=== DATA LINES ===
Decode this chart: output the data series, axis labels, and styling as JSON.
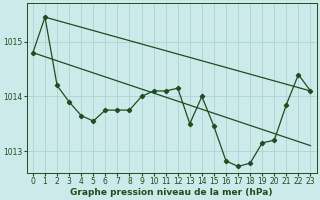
{
  "title": "Graphe pression niveau de la mer (hPa)",
  "bg_color": "#cceaea",
  "grid_color": "#aad4d4",
  "line_color": "#1e4d1e",
  "marker_color": "#1e4d1e",
  "xlim": [
    -0.5,
    23.5
  ],
  "ylim": [
    1012.6,
    1015.7
  ],
  "yticks": [
    1013,
    1014,
    1015
  ],
  "xticks": [
    0,
    1,
    2,
    3,
    4,
    5,
    6,
    7,
    8,
    9,
    10,
    11,
    12,
    13,
    14,
    15,
    16,
    17,
    18,
    19,
    20,
    21,
    22,
    23
  ],
  "series1_x": [
    0,
    1,
    2,
    3,
    4,
    5,
    6,
    7,
    8,
    9,
    10,
    11,
    12,
    13,
    14,
    15,
    16,
    17,
    18,
    19,
    20,
    21,
    22,
    23
  ],
  "series1_y": [
    1014.8,
    1015.45,
    1014.2,
    1013.9,
    1013.65,
    1013.55,
    1013.75,
    1013.75,
    1013.75,
    1014.0,
    1014.1,
    1014.1,
    1014.15,
    1013.5,
    1014.0,
    1013.45,
    1012.82,
    1012.72,
    1012.78,
    1013.15,
    1013.2,
    1013.85,
    1014.4,
    1014.1
  ],
  "series2_x": [
    0,
    23
  ],
  "series2_y": [
    1014.8,
    1013.1
  ],
  "series3_x": [
    1,
    23
  ],
  "series3_y": [
    1015.45,
    1014.1
  ],
  "tick_fontsize": 5.5,
  "xlabel_fontsize": 6.5
}
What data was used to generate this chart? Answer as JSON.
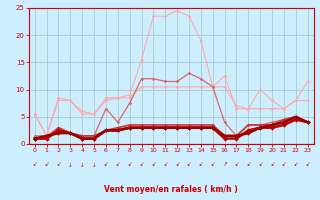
{
  "bg_color": "#cceeff",
  "grid_color": "#aacccc",
  "line_color_dark": "#cc0000",
  "xlabel": "Vent moyen/en rafales ( km/h )",
  "xlim": [
    -0.5,
    23.5
  ],
  "ylim": [
    0,
    25
  ],
  "yticks": [
    0,
    5,
    10,
    15,
    20,
    25
  ],
  "xticks": [
    0,
    1,
    2,
    3,
    4,
    5,
    6,
    7,
    8,
    9,
    10,
    11,
    12,
    13,
    14,
    15,
    16,
    17,
    18,
    19,
    20,
    21,
    22,
    23
  ],
  "series": [
    {
      "color": "#ffaaaa",
      "lw": 0.8,
      "marker": "D",
      "ms": 1.8,
      "y": [
        5.5,
        1.5,
        8.5,
        8.0,
        6.0,
        5.5,
        8.5,
        8.5,
        9.0,
        15.5,
        23.5,
        23.5,
        24.5,
        23.5,
        19.0,
        10.5,
        12.5,
        6.5,
        6.5,
        10.0,
        8.0,
        6.5,
        8.0,
        11.5
      ]
    },
    {
      "color": "#ffaaaa",
      "lw": 0.8,
      "marker": "D",
      "ms": 1.8,
      "y": [
        5.5,
        1.5,
        8.0,
        8.0,
        5.5,
        5.5,
        8.0,
        8.5,
        8.5,
        10.5,
        10.5,
        10.5,
        10.5,
        10.5,
        10.5,
        10.5,
        10.5,
        7.0,
        6.5,
        6.5,
        6.5,
        6.5,
        8.0,
        8.0
      ]
    },
    {
      "color": "#dd6666",
      "lw": 0.9,
      "marker": "D",
      "ms": 1.8,
      "y": [
        1.5,
        1.5,
        3.0,
        2.0,
        1.5,
        1.5,
        6.5,
        4.0,
        7.5,
        12.0,
        12.0,
        11.5,
        11.5,
        13.0,
        12.0,
        10.5,
        4.0,
        1.5,
        3.5,
        3.5,
        4.0,
        4.5,
        5.0,
        4.0
      ]
    },
    {
      "color": "#cc3333",
      "lw": 1.2,
      "marker": "D",
      "ms": 1.8,
      "y": [
        1.0,
        1.0,
        3.0,
        2.0,
        1.5,
        1.5,
        2.5,
        3.0,
        3.5,
        3.5,
        3.5,
        3.5,
        3.5,
        3.5,
        3.5,
        3.5,
        1.5,
        1.5,
        3.5,
        3.5,
        3.5,
        4.5,
        5.0,
        4.0
      ]
    },
    {
      "color": "#bb0000",
      "lw": 1.8,
      "marker": "D",
      "ms": 2.2,
      "y": [
        1.0,
        1.0,
        2.5,
        2.0,
        1.0,
        1.0,
        2.5,
        2.5,
        3.0,
        3.0,
        3.0,
        3.0,
        3.0,
        3.0,
        3.0,
        3.0,
        1.0,
        1.0,
        2.5,
        3.0,
        3.0,
        3.5,
        4.5,
        4.0
      ]
    },
    {
      "color": "#990000",
      "lw": 1.8,
      "marker": "D",
      "ms": 2.2,
      "y": [
        1.0,
        1.5,
        2.0,
        2.0,
        1.0,
        1.0,
        2.5,
        2.5,
        3.0,
        3.0,
        3.0,
        3.0,
        3.0,
        3.0,
        3.0,
        3.0,
        1.5,
        1.5,
        2.0,
        3.0,
        3.5,
        4.0,
        5.0,
        4.0
      ]
    }
  ],
  "wind_arrows": [
    "↙",
    "↙",
    "↙",
    "↓",
    "↓",
    "↓",
    "↙",
    "↙",
    "↙",
    "↙",
    "↙",
    "↙",
    "↙",
    "↙",
    "↙",
    "↙",
    "↗",
    "↙",
    "↙",
    "↙",
    "↙",
    "↙",
    "↙",
    "↙"
  ]
}
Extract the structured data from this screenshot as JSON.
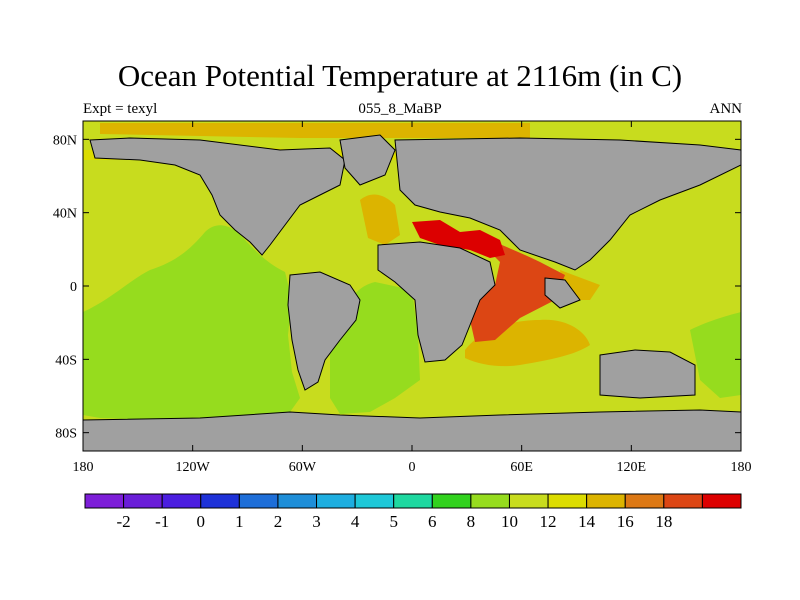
===
EXERCISE INSTRUCTIONS:
Leave out the pictures and transcribe the entries above exactly.

WRITTEN REPLY:
Decode this chart: output the data series, axis labels, and styling as JSON.
{
  "title": "Graphe pression niveau de la mer (hPa)",
  "bg_color": "#cceaea",
  "grid_color": "#aad4d4",
  "line_color": "#1e4d1e",
  "marker_color": "#1e4d1e",
  "xlim": [
    -0.5,
    23.5
  ],
  "ylim": [
    1012.6,
    1015.7
  ],
  "yticks": [
    1013,
    1014,
    1015
  ],
  "xticks": [
    0,
    1,
    2,
    3,
    4,
    5,
    6,
    7,
    8,
    9,
    10,
    11,
    12,
    13,
    14,
    15,
    16,
    17,
    18,
    19,
    20,
    21,
    22,
    23
  ],
  "series1_x": [
    0,
    1,
    2,
    3,
    4,
    5,
    6,
    7,
    8,
    9,
    10,
    11,
    12,
    13,
    14,
    15,
    16,
    17,
    18,
    19,
    20,
    21,
    22,
    23
  ],
  "series1_y": [
    1014.8,
    1015.45,
    1014.2,
    1013.9,
    1013.65,
    1013.55,
    1013.75,
    1013.75,
    1013.75,
    1014.0,
    1014.1,
    1014.1,
    1014.15,
    1013.5,
    1014.0,
    1013.45,
    1012.82,
    1012.72,
    1012.78,
    1013.15,
    1013.2,
    1013.85,
    1014.4,
    1014.1
  ],
  "series2_x": [
    0,
    23
  ],
  "series2_y": [
    1014.8,
    1013.1
  ],
  "series3_x": [
    1,
    23
  ],
  "series3_y": [
    1015.45,
    1014.1
  ],
  "tick_fontsize": 5.5,
  "xlabel_fontsize": 6.5
}
What data was used to generate this chart? Answer as JSON.
{
  "bg_color": "#cceeff",
  "grid_color": "#aacccc",
  "line_color_dark": "#cc0000",
  "xlabel": "Vent moyen/en rafales ( km/h )",
  "xlim": [
    -0.5,
    23.5
  ],
  "ylim": [
    0,
    25
  ],
  "yticks": [
    0,
    5,
    10,
    15,
    20,
    25
  ],
  "xticks": [
    0,
    1,
    2,
    3,
    4,
    5,
    6,
    7,
    8,
    9,
    10,
    11,
    12,
    13,
    14,
    15,
    16,
    17,
    18,
    19,
    20,
    21,
    22,
    23
  ],
  "series": [
    {
      "color": "#ffaaaa",
      "lw": 0.8,
      "marker": "D",
      "ms": 1.8,
      "y": [
        5.5,
        1.5,
        8.5,
        8.0,
        6.0,
        5.5,
        8.5,
        8.5,
        9.0,
        15.5,
        23.5,
        23.5,
        24.5,
        23.5,
        19.0,
        10.5,
        12.5,
        6.5,
        6.5,
        10.0,
        8.0,
        6.5,
        8.0,
        11.5
      ]
    },
    {
      "color": "#ffaaaa",
      "lw": 0.8,
      "marker": "D",
      "ms": 1.8,
      "y": [
        5.5,
        1.5,
        8.0,
        8.0,
        5.5,
        5.5,
        8.0,
        8.5,
        8.5,
        10.5,
        10.5,
        10.5,
        10.5,
        10.5,
        10.5,
        10.5,
        10.5,
        7.0,
        6.5,
        6.5,
        6.5,
        6.5,
        8.0,
        8.0
      ]
    },
    {
      "color": "#dd6666",
      "lw": 0.9,
      "marker": "D",
      "ms": 1.8,
      "y": [
        1.5,
        1.5,
        3.0,
        2.0,
        1.5,
        1.5,
        6.5,
        4.0,
        7.5,
        12.0,
        12.0,
        11.5,
        11.5,
        13.0,
        12.0,
        10.5,
        4.0,
        1.5,
        3.5,
        3.5,
        4.0,
        4.5,
        5.0,
        4.0
      ]
    },
    {
      "color": "#cc3333",
      "lw": 1.2,
      "marker": "D",
      "ms": 1.8,
      "y": [
        1.0,
        1.0,
        3.0,
        2.0,
        1.5,
        1.5,
        2.5,
        3.0,
        3.5,
        3.5,
        3.5,
        3.5,
        3.5,
        3.5,
        3.5,
        3.5,
        1.5,
        1.5,
        3.5,
        3.5,
        3.5,
        4.5,
        5.0,
        4.0
      ]
    },
    {
      "color": "#bb0000",
      "lw": 1.8,
      "marker": "D",
      "ms": 2.2,
      "y": [
        1.0,
        1.0,
        2.5,
        2.0,
        1.0,
        1.0,
        2.5,
        2.5,
        3.0,
        3.0,
        3.0,
        3.0,
        3.0,
        3.0,
        3.0,
        3.0,
        1.0,
        1.0,
        2.5,
        3.0,
        3.0,
        3.5,
        4.5,
        4.0
      ]
    },
    {
      "color": "#990000",
      "lw": 1.8,
      "marker": "D",
      "ms": 2.2,
      "y": [
        1.0,
        1.5,
        2.0,
        2.0,
        1.0,
        1.0,
        2.5,
        2.5,
        3.0,
        3.0,
        3.0,
        3.0,
        3.0,
        3.0,
        3.0,
        3.0,
        1.5,
        1.5,
        2.0,
        3.0,
        3.5,
        4.0,
        5.0,
        4.0
      ]
    }
  ],
  "wind_arrows": [
    "↙",
    "↙",
    "↙",
    "↓",
    "↓",
    "↓",
    "↙",
    "↙",
    "↙",
    "↙",
    "↙",
    "↙",
    "↙",
    "↙",
    "↙",
    "↙",
    "↗",
    "↙",
    "↙",
    "↙",
    "↙",
    "↙",
    "↙",
    "↙"
  ]
}
Extract the structured data from this screenshot as JSON.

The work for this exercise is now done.